## Your goal
Find the lines containing the word "JSON" and copy every one of them.

(A run of records)
================

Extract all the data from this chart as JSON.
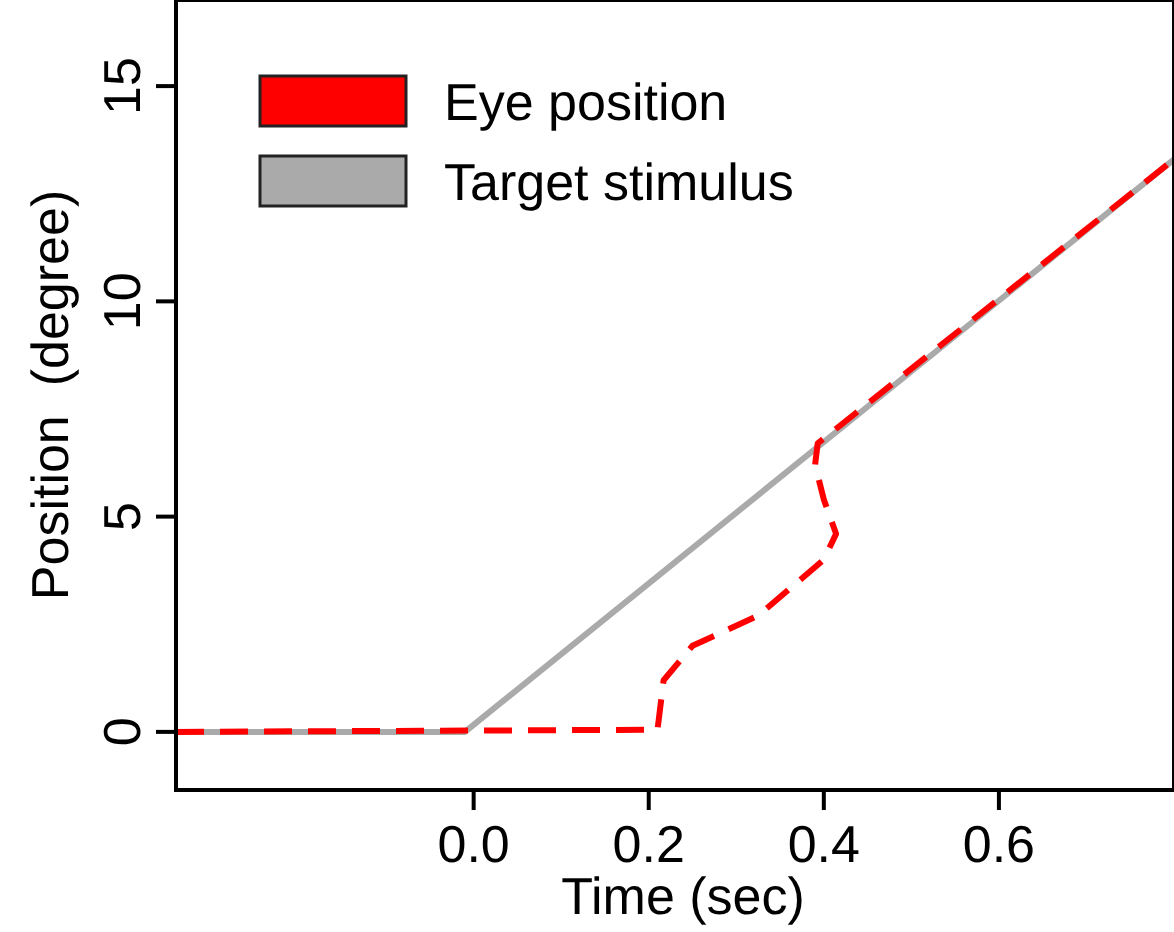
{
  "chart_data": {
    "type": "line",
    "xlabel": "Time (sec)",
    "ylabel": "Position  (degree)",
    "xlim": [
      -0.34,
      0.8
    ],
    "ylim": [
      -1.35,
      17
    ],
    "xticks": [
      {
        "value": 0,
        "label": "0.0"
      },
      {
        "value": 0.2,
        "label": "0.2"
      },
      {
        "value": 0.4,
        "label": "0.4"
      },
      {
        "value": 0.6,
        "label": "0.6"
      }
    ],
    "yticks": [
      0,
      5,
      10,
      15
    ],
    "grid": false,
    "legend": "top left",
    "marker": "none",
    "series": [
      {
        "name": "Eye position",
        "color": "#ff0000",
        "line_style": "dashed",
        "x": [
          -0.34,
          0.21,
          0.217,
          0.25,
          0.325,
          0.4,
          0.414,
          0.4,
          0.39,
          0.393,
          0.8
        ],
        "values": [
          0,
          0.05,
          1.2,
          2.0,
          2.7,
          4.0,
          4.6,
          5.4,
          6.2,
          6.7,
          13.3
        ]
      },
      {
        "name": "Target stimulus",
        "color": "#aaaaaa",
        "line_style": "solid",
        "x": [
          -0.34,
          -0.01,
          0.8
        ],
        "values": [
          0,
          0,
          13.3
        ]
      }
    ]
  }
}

================

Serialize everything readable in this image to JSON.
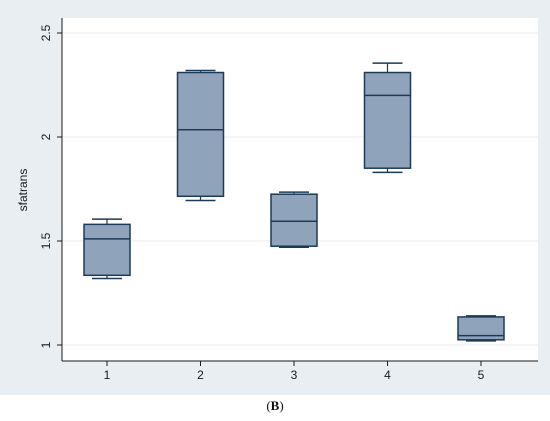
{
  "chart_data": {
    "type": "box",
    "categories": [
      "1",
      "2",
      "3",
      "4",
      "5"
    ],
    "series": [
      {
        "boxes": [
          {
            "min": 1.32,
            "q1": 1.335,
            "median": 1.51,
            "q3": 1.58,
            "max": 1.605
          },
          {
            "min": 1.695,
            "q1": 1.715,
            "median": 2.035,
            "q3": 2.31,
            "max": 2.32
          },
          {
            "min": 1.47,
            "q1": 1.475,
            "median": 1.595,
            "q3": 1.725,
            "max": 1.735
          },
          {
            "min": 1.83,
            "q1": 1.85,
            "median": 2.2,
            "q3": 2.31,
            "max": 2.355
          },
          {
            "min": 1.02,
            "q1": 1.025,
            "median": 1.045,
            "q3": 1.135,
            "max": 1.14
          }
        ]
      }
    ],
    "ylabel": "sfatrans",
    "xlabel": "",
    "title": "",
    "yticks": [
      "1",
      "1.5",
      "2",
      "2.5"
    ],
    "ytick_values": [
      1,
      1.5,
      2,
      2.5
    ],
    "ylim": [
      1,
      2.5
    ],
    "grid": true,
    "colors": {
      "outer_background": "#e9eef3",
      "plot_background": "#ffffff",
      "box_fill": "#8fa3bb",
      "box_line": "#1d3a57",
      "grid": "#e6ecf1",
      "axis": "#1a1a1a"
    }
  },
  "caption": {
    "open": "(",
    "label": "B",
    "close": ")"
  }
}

================

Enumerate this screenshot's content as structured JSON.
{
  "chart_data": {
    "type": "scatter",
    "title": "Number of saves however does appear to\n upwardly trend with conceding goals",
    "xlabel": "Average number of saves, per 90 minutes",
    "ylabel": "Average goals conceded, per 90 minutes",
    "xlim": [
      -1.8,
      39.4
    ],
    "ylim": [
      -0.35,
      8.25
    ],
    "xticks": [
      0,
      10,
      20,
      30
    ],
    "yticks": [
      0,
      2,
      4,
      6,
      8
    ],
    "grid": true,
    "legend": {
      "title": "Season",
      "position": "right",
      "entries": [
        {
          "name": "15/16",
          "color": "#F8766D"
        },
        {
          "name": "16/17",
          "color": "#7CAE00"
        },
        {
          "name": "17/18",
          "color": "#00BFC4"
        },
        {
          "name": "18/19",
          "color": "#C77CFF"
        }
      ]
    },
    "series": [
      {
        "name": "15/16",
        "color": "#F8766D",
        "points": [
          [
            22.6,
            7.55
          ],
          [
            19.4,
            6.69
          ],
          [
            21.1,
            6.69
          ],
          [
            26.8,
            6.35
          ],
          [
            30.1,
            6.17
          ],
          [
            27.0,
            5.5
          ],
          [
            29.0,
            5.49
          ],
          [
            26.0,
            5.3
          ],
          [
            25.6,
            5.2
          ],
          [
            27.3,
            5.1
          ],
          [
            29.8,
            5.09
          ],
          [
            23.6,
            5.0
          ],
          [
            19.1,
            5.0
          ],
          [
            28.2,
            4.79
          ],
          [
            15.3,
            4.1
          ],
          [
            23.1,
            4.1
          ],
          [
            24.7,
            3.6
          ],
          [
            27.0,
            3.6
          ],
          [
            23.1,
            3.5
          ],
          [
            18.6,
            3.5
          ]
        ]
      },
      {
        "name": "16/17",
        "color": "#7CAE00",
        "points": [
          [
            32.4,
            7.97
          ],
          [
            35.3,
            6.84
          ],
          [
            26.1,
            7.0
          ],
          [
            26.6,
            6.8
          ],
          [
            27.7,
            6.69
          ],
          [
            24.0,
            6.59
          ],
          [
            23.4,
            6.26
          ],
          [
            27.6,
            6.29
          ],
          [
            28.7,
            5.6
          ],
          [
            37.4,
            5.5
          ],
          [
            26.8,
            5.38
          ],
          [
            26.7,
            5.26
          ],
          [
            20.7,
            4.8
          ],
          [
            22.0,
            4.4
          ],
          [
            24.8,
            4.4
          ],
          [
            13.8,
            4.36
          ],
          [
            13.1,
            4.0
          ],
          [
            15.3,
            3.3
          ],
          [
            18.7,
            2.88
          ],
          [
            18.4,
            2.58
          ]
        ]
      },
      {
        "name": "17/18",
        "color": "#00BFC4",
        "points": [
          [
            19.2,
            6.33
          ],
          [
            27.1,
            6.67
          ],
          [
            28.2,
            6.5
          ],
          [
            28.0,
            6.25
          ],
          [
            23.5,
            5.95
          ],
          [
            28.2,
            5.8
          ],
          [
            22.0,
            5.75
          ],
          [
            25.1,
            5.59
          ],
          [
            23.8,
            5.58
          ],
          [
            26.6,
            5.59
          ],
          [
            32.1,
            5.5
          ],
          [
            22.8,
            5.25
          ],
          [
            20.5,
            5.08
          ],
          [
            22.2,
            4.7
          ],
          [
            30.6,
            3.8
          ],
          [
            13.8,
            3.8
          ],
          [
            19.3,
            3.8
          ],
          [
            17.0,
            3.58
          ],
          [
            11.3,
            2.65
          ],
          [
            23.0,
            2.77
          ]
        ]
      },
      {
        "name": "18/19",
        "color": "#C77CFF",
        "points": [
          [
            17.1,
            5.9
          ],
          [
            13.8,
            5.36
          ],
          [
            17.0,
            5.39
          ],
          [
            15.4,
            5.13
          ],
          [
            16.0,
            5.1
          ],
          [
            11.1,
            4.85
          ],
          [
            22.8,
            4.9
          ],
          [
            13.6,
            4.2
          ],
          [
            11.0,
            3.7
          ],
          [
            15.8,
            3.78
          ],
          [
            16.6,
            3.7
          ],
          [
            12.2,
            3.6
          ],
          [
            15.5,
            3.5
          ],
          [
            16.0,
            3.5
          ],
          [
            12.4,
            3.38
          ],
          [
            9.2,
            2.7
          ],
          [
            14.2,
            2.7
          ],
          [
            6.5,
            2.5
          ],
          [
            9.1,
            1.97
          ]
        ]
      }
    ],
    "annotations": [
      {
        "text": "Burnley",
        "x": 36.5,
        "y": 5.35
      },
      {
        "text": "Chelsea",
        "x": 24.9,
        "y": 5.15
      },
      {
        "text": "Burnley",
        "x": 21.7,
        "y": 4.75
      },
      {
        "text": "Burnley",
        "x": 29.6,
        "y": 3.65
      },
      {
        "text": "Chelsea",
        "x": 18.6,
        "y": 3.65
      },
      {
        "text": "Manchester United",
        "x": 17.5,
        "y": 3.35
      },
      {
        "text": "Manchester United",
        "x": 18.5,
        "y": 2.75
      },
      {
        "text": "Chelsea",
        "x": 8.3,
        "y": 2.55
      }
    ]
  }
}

================

## Finished task
Extract all the data from this chart as JSON.
Serialize everything readable in this image to JSON.
Enumerate this screenshot's content as structured JSON.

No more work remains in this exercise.